EXERCISE DIRECTIONS
Read the material below and tally how many lines hold the word "icon", giving the number and nothing else.

>> Begin EXTRACTED RECORDS

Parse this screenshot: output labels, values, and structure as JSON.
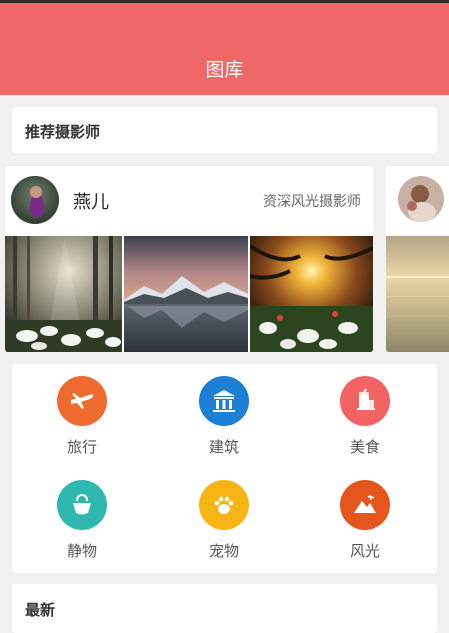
{
  "header": {
    "title": "图库"
  },
  "recommend": {
    "label": "推荐摄影师"
  },
  "photographer": {
    "name": "燕儿",
    "title": "资深风光摄影师"
  },
  "categories": [
    {
      "label": "旅行",
      "icon": "airplane-icon",
      "color": "#ef6a2e"
    },
    {
      "label": "建筑",
      "icon": "building-icon",
      "color": "#1b7fd6"
    },
    {
      "label": "美食",
      "icon": "food-icon",
      "color": "#f26464"
    },
    {
      "label": "静物",
      "icon": "still-life-icon",
      "color": "#2fb8b0"
    },
    {
      "label": "宠物",
      "icon": "paw-icon",
      "color": "#f6b514"
    },
    {
      "label": "风光",
      "icon": "landscape-icon",
      "color": "#e5561f"
    }
  ],
  "latest": {
    "label": "最新"
  },
  "colors": {
    "header": "#f06767",
    "background": "#f1f1f1"
  }
}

>> End EXTRACTED RECORDS

ANSWER
6